## begin Data in this exercise

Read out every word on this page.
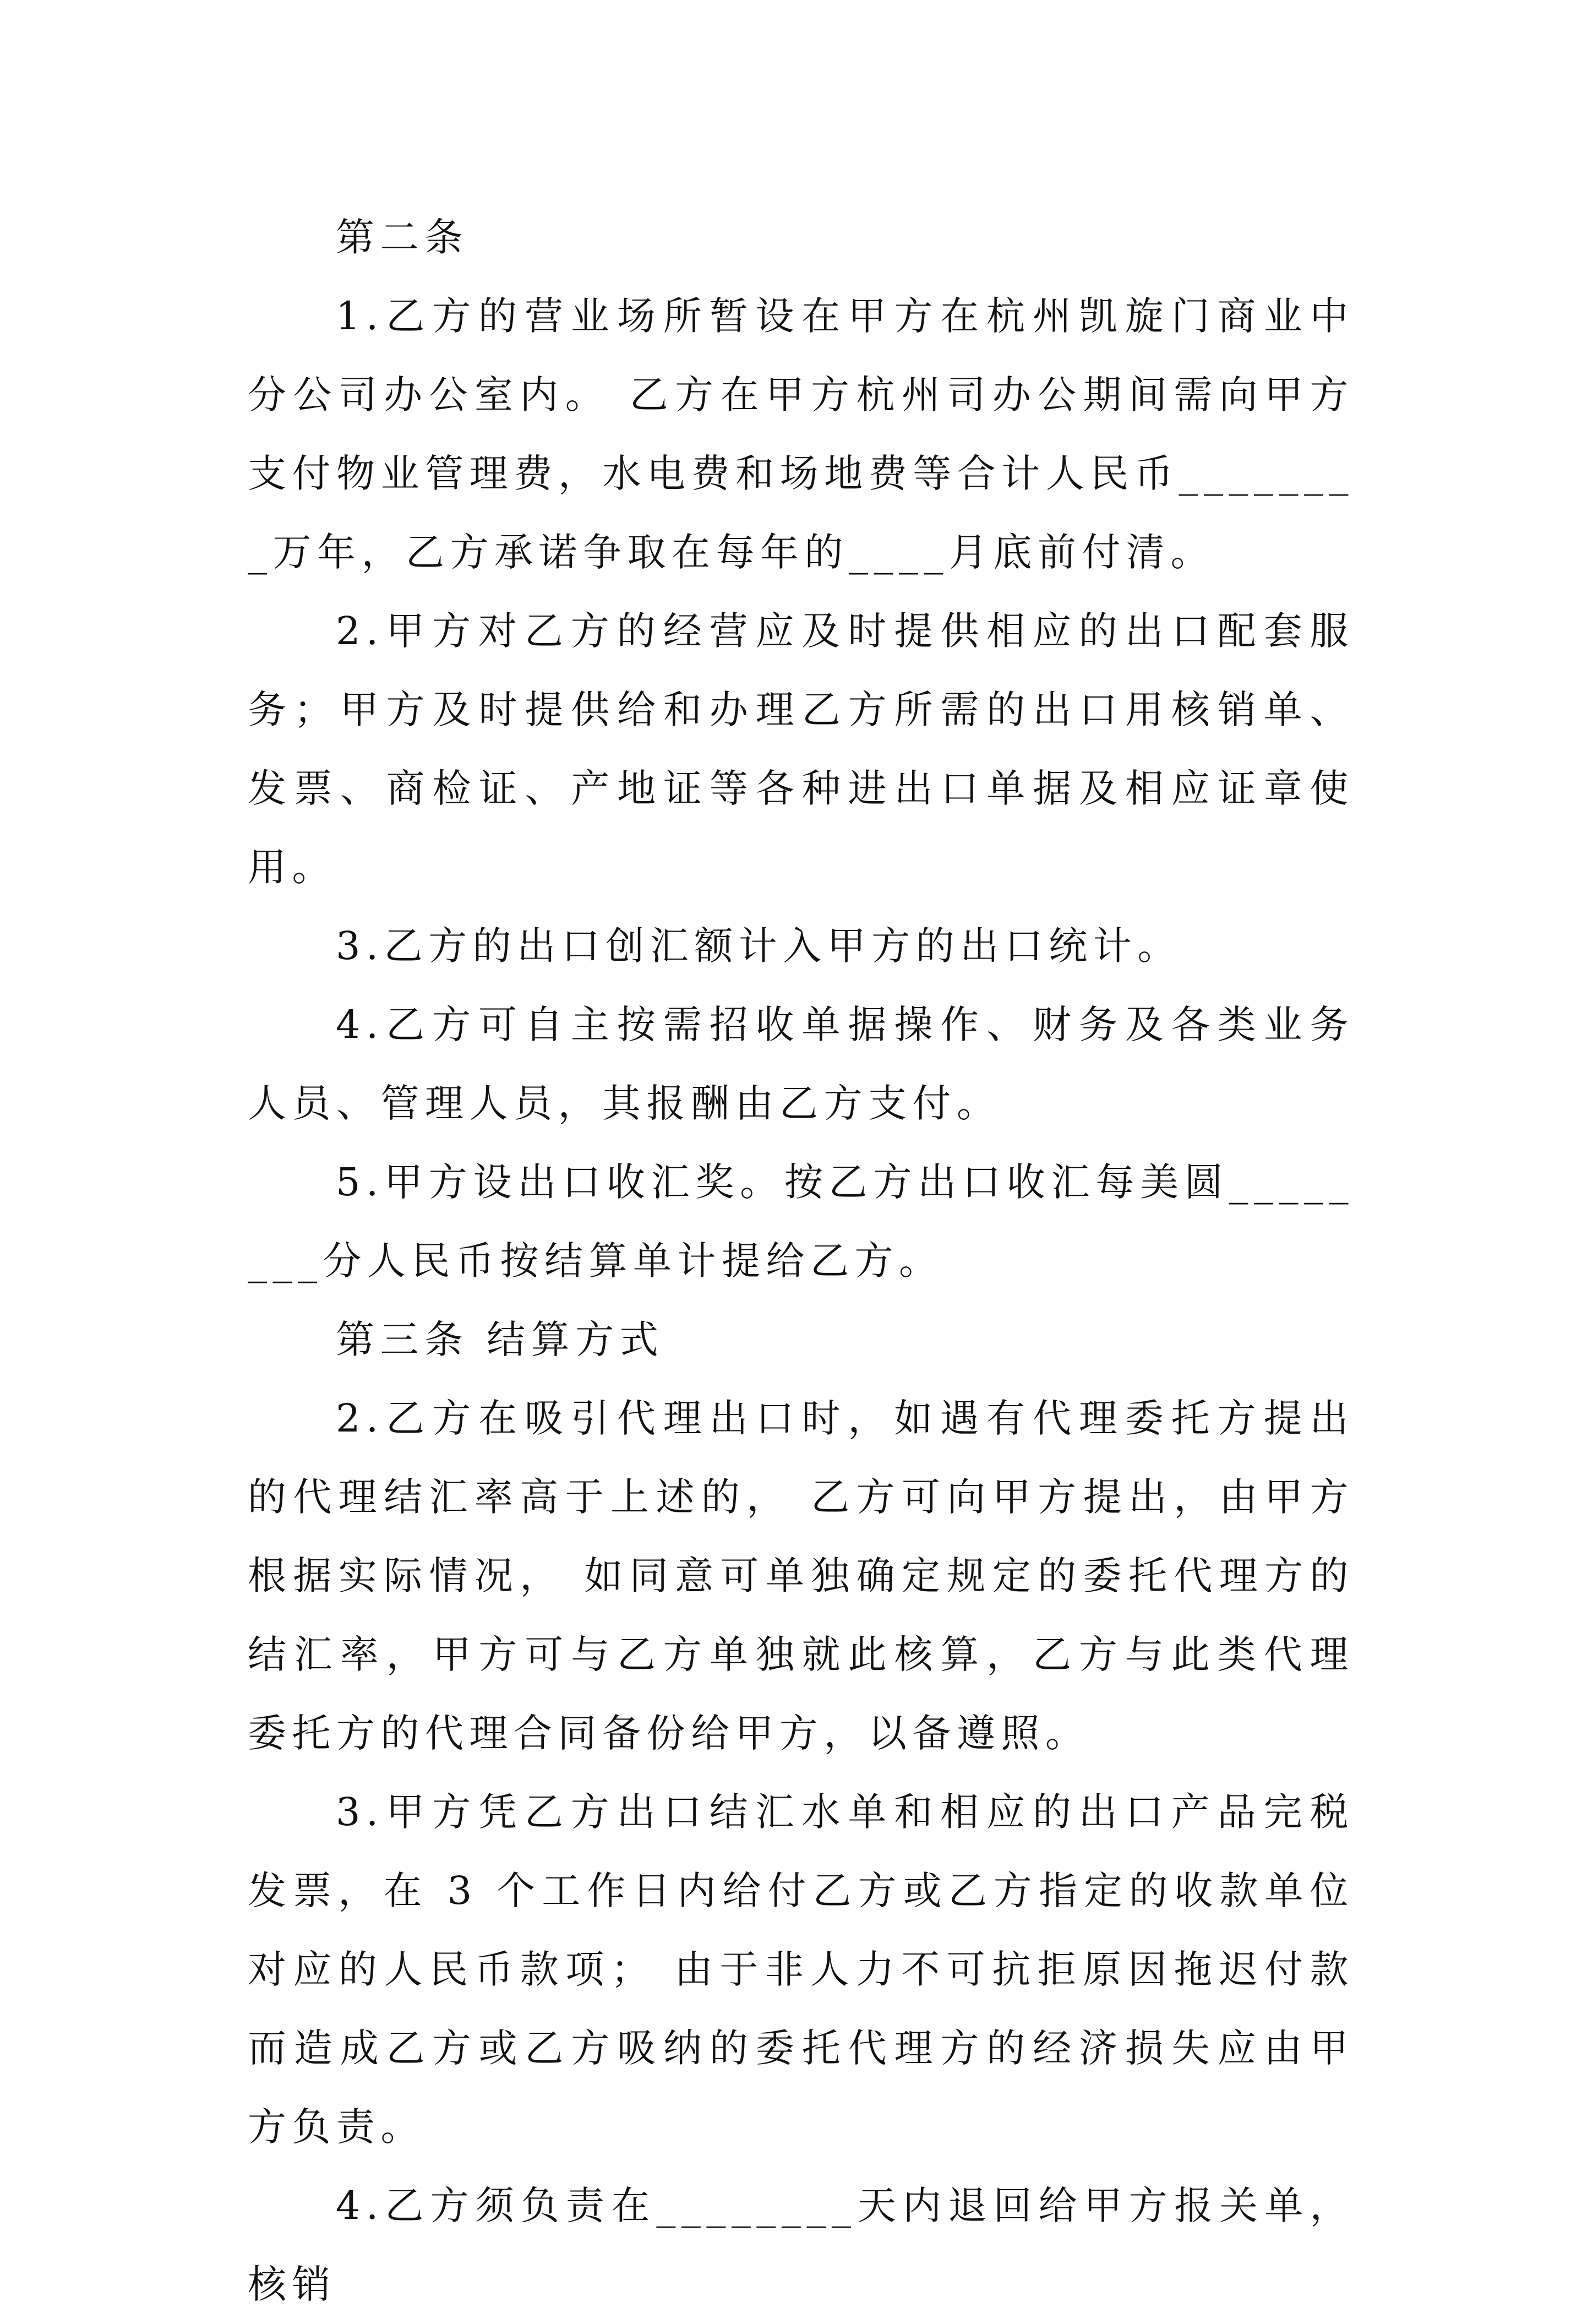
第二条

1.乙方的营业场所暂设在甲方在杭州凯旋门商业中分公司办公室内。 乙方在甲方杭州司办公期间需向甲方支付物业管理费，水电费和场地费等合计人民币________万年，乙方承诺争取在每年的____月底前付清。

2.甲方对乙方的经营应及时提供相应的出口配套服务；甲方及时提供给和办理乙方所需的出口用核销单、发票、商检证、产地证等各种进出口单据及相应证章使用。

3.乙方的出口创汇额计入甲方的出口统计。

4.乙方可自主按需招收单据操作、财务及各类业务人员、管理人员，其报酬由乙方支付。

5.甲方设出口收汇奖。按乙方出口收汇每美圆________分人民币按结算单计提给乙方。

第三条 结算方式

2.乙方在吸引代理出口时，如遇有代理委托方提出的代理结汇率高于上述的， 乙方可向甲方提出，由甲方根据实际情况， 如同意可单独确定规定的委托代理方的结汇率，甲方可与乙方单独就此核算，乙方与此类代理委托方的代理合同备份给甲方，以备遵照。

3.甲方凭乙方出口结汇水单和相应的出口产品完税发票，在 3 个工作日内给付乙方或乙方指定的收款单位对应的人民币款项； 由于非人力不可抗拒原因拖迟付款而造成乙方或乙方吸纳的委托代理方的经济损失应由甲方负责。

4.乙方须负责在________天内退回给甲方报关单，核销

## end Data in this exercise

→ **The request**
Skipping the pictures, transcribe each line above exactly as it appears.

→ **Worked answer**
Read out every word on this page.
第二条

1.乙方的营业场所暂设在甲方在杭州凯旋门商业中分公司办公室内。 乙方在甲方杭州司办公期间需向甲方支付物业管理费，水电费和场地费等合计人民币________万年，乙方承诺争取在每年的____月底前付清。

2.甲方对乙方的经营应及时提供相应的出口配套服务；甲方及时提供给和办理乙方所需的出口用核销单、发票、商检证、产地证等各种进出口单据及相应证章使用。

3.乙方的出口创汇额计入甲方的出口统计。

4.乙方可自主按需招收单据操作、财务及各类业务人员、管理人员，其报酬由乙方支付。

5.甲方设出口收汇奖。按乙方出口收汇每美圆________分人民币按结算单计提给乙方。

第三条 结算方式

2.乙方在吸引代理出口时，如遇有代理委托方提出的代理结汇率高于上述的， 乙方可向甲方提出，由甲方根据实际情况， 如同意可单独确定规定的委托代理方的结汇率，甲方可与乙方单独就此核算，乙方与此类代理委托方的代理合同备份给甲方，以备遵照。

3.甲方凭乙方出口结汇水单和相应的出口产品完税发票，在 3 个工作日内给付乙方或乙方指定的收款单位对应的人民币款项； 由于非人力不可抗拒原因拖迟付款而造成乙方或乙方吸纳的委托代理方的经济损失应由甲方负责。

4.乙方须负责在________天内退回给甲方报关单，核销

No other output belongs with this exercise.